- [The task]: Write out each line that follows exactly as it stands, without the pictures.

[Figure contents as structured data]
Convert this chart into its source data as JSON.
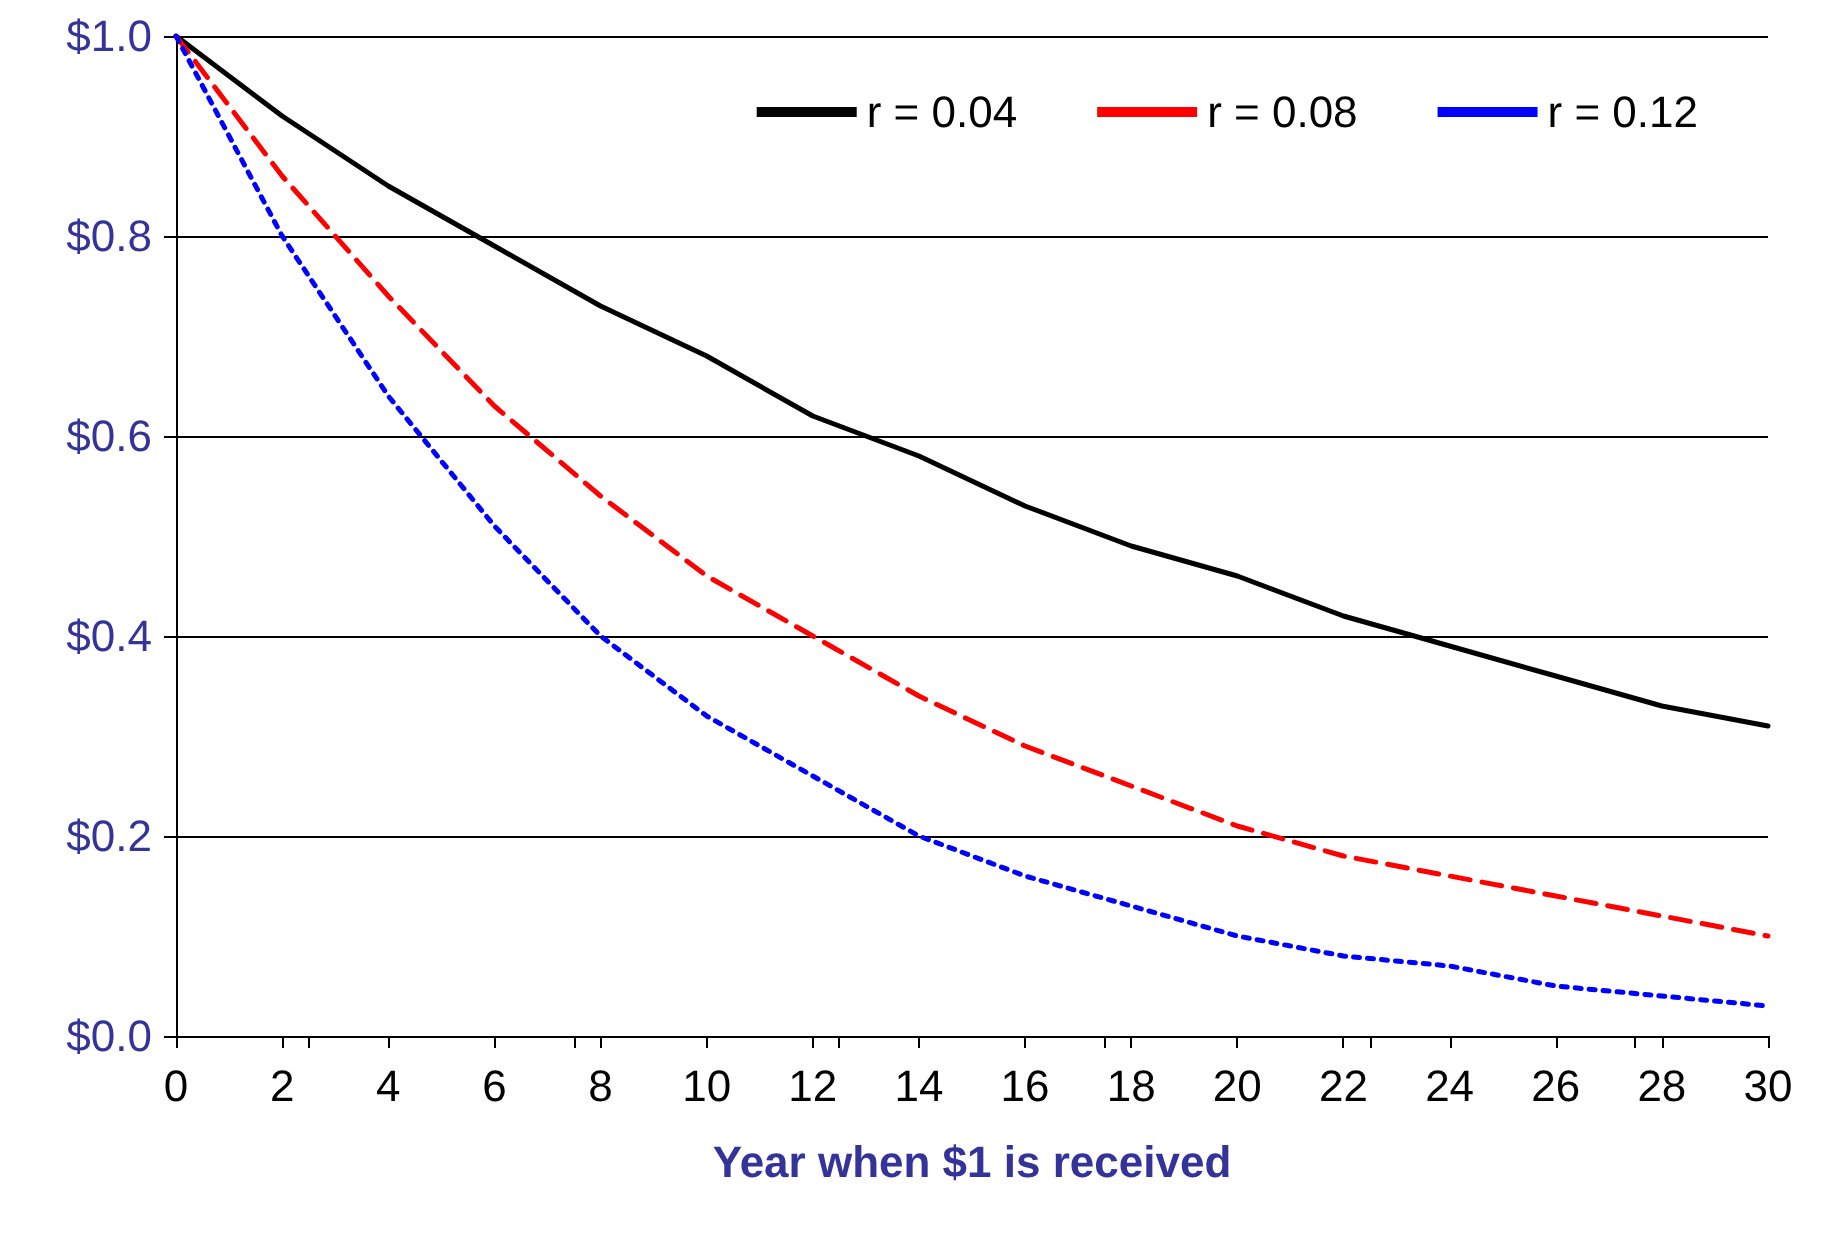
{
  "chart_data": {
    "type": "line",
    "xlabel": "Year when $1 is received",
    "x": [
      0,
      2,
      4,
      6,
      8,
      10,
      12,
      14,
      16,
      18,
      20,
      22,
      24,
      26,
      28,
      30
    ],
    "series": [
      {
        "name": "r = 0.04",
        "color": "#000000",
        "line_style": "solid",
        "values": [
          1.0,
          0.92,
          0.85,
          0.79,
          0.73,
          0.68,
          0.62,
          0.58,
          0.53,
          0.49,
          0.46,
          0.42,
          0.39,
          0.36,
          0.33,
          0.31
        ]
      },
      {
        "name": "r = 0.08",
        "color": "#ff0000",
        "line_style": "dashed",
        "values": [
          1.0,
          0.86,
          0.74,
          0.63,
          0.54,
          0.46,
          0.4,
          0.34,
          0.29,
          0.25,
          0.21,
          0.18,
          0.16,
          0.14,
          0.12,
          0.1
        ]
      },
      {
        "name": "r = 0.12",
        "color": "#0000ff",
        "line_style": "dotted",
        "values": [
          1.0,
          0.8,
          0.64,
          0.51,
          0.4,
          0.32,
          0.26,
          0.2,
          0.16,
          0.13,
          0.1,
          0.08,
          0.07,
          0.05,
          0.04,
          0.03
        ]
      }
    ],
    "xlim": [
      0,
      30
    ],
    "xticks": [
      0,
      2,
      4,
      6,
      8,
      10,
      12,
      14,
      16,
      18,
      20,
      22,
      24,
      26,
      28,
      30
    ],
    "ylim": [
      0,
      1
    ],
    "yticks": [
      {
        "value": 0,
        "label": "$0.0"
      },
      {
        "value": 0.2,
        "label": "$0.2"
      },
      {
        "value": 0.4,
        "label": "$0.4"
      },
      {
        "value": 0.6,
        "label": "$0.6"
      },
      {
        "value": 0.8,
        "label": "$0.8"
      },
      {
        "value": 1,
        "label": "$1.0"
      }
    ],
    "grid": "y",
    "legend": "top right",
    "marker": "none"
  }
}
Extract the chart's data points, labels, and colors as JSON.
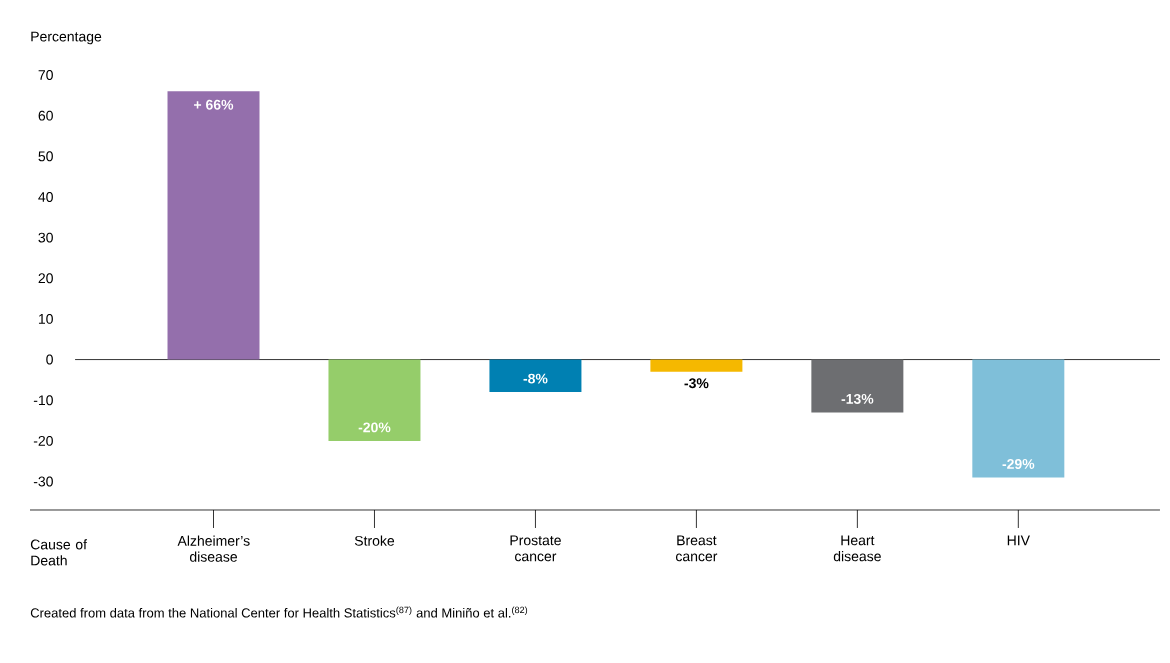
{
  "chart_data": {
    "type": "bar",
    "ylabel": "Percentage",
    "xlabel": "Cause of Death",
    "categories": [
      "Alzheimer’s disease",
      "Stroke",
      "Prostate cancer",
      "Breast cancer",
      "Heart disease",
      "HIV"
    ],
    "values": [
      66,
      -20,
      -8,
      -3,
      -13,
      -29
    ],
    "value_labels": [
      "+ 66%",
      "-20%",
      "-8%",
      "-3%",
      "-13%",
      "-29%"
    ],
    "colors": [
      "#946fac",
      "#95cd6a",
      "#0080b2",
      "#f5b800",
      "#6d6e71",
      "#7fbfd9"
    ],
    "ylim": [
      -37,
      70
    ],
    "yticks": [
      -30,
      -20,
      -10,
      0,
      10,
      20,
      30,
      40,
      50,
      60,
      70
    ],
    "ref_lines": [
      {
        "axis": "y",
        "value": 0,
        "color": "#000000"
      }
    ],
    "annotations": [
      "Created from data from the National Center for Health Statistics$^{(87)}$ and Miniño et al.$^{(82)}$"
    ]
  }
}
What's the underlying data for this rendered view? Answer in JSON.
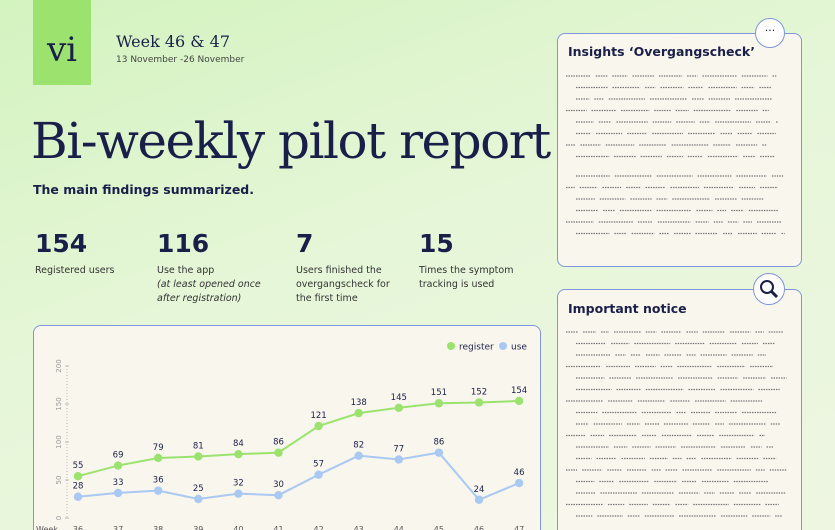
{
  "header": {
    "logo": "vi",
    "week": "Week 46 & 47",
    "dates": "13 November -26 November",
    "title": "Bi-weekly pilot report",
    "subtitle": "The main findings summarized."
  },
  "stats": [
    {
      "value": "154",
      "label": "Registered users"
    },
    {
      "value": "116",
      "label": "Use the app",
      "note": "(at least opened once after registration)"
    },
    {
      "value": "7",
      "label": "Users finished the overgangscheck for the first time"
    },
    {
      "value": "15",
      "label": "Times the symptom tracking is used"
    }
  ],
  "chart_data": {
    "type": "line",
    "x_label": "Week",
    "categories": [
      "36",
      "37",
      "38",
      "39",
      "40",
      "41",
      "42",
      "43",
      "44",
      "45",
      "46",
      "47"
    ],
    "series": [
      {
        "name": "register",
        "color": "#9be36e",
        "values": [
          55,
          69,
          79,
          81,
          84,
          86,
          121,
          138,
          145,
          151,
          152,
          154
        ]
      },
      {
        "name": "use",
        "color": "#a9c8f2",
        "values": [
          28,
          33,
          36,
          25,
          32,
          30,
          57,
          82,
          77,
          86,
          24,
          46
        ]
      }
    ],
    "ylim": [
      0,
      200
    ],
    "yticks": [
      0,
      50,
      100,
      150,
      200
    ],
    "legend": "top-right"
  },
  "panels": [
    {
      "title": "Insights ‘Overgangscheck’"
    },
    {
      "title": "Important notice"
    }
  ]
}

- [Solution to the exercise]:
Convert this chart into its source data as JSON.
{
  "chart_data": {
    "type": "line",
    "xlabel": "Year when $1 is received",
    "x": [
      0,
      2,
      4,
      6,
      8,
      10,
      12,
      14,
      16,
      18,
      20,
      22,
      24,
      26,
      28,
      30
    ],
    "series": [
      {
        "name": "r = 0.04",
        "color": "#000000",
        "line_style": "solid",
        "values": [
          1.0,
          0.92,
          0.85,
          0.79,
          0.73,
          0.68,
          0.62,
          0.58,
          0.53,
          0.49,
          0.46,
          0.42,
          0.39,
          0.36,
          0.33,
          0.31
        ]
      },
      {
        "name": "r = 0.08",
        "color": "#ff0000",
        "line_style": "dashed",
        "values": [
          1.0,
          0.86,
          0.74,
          0.63,
          0.54,
          0.46,
          0.4,
          0.34,
          0.29,
          0.25,
          0.21,
          0.18,
          0.16,
          0.14,
          0.12,
          0.1
        ]
      },
      {
        "name": "r = 0.12",
        "color": "#0000ff",
        "line_style": "dotted",
        "values": [
          1.0,
          0.8,
          0.64,
          0.51,
          0.4,
          0.32,
          0.26,
          0.2,
          0.16,
          0.13,
          0.1,
          0.08,
          0.07,
          0.05,
          0.04,
          0.03
        ]
      }
    ],
    "xlim": [
      0,
      30
    ],
    "xticks": [
      0,
      2,
      4,
      6,
      8,
      10,
      12,
      14,
      16,
      18,
      20,
      22,
      24,
      26,
      28,
      30
    ],
    "ylim": [
      0,
      1
    ],
    "yticks": [
      {
        "value": 0,
        "label": "$0.0"
      },
      {
        "value": 0.2,
        "label": "$0.2"
      },
      {
        "value": 0.4,
        "label": "$0.4"
      },
      {
        "value": 0.6,
        "label": "$0.6"
      },
      {
        "value": 0.8,
        "label": "$0.8"
      },
      {
        "value": 1,
        "label": "$1.0"
      }
    ],
    "grid": "y",
    "legend": "top right",
    "marker": "none"
  }
}
Extract the chart's data points, labels, and colors as JSON.
{
  "chart_data": {
    "type": "bar",
    "ylabel": "Percentage",
    "xlabel": "Cause of Death",
    "categories": [
      "Alzheimer’s disease",
      "Stroke",
      "Prostate cancer",
      "Breast cancer",
      "Heart disease",
      "HIV"
    ],
    "values": [
      66,
      -20,
      -8,
      -3,
      -13,
      -29
    ],
    "value_labels": [
      "+ 66%",
      "-20%",
      "-8%",
      "-3%",
      "-13%",
      "-29%"
    ],
    "colors": [
      "#946fac",
      "#95cd6a",
      "#0080b2",
      "#f5b800",
      "#6d6e71",
      "#7fbfd9"
    ],
    "ylim": [
      -37,
      70
    ],
    "yticks": [
      -30,
      -20,
      -10,
      0,
      10,
      20,
      30,
      40,
      50,
      60,
      70
    ],
    "ref_lines": [
      {
        "axis": "y",
        "value": 0,
        "color": "#000000"
      }
    ],
    "annotations": [
      "Created from data from the National Center for Health Statistics$^{(87)}$ and Miniño et al.$^{(82)}$"
    ]
  }
}
What's the underlying data for this rendered view? Answer in JSON.
{
  "header": {
    "logo": "vi",
    "week": "Week 46 & 47",
    "dates": "13 November -26 November",
    "title": "Bi-weekly pilot report",
    "subtitle": "The main findings summarized."
  },
  "stats": [
    {
      "value": "154",
      "label": "Registered users"
    },
    {
      "value": "116",
      "label": "Use the app",
      "note": "(at least opened once after registration)"
    },
    {
      "value": "7",
      "label": "Users finished the overgangscheck for the first time"
    },
    {
      "value": "15",
      "label": "Times the symptom tracking is used"
    }
  ],
  "chart_data": {
    "type": "line",
    "x_label": "Week",
    "categories": [
      "36",
      "37",
      "38",
      "39",
      "40",
      "41",
      "42",
      "43",
      "44",
      "45",
      "46",
      "47"
    ],
    "series": [
      {
        "name": "register",
        "color": "#9be36e",
        "values": [
          55,
          69,
          79,
          81,
          84,
          86,
          121,
          138,
          145,
          151,
          152,
          154
        ]
      },
      {
        "name": "use",
        "color": "#a9c8f2",
        "values": [
          28,
          33,
          36,
          25,
          32,
          30,
          57,
          82,
          77,
          86,
          24,
          46
        ]
      }
    ],
    "ylim": [
      0,
      200
    ],
    "yticks": [
      0,
      50,
      100,
      150,
      200
    ],
    "legend": "top-right"
  },
  "panels": [
    {
      "title": "Insights ‘Overgangscheck’"
    },
    {
      "title": "Important notice"
    }
  ]
}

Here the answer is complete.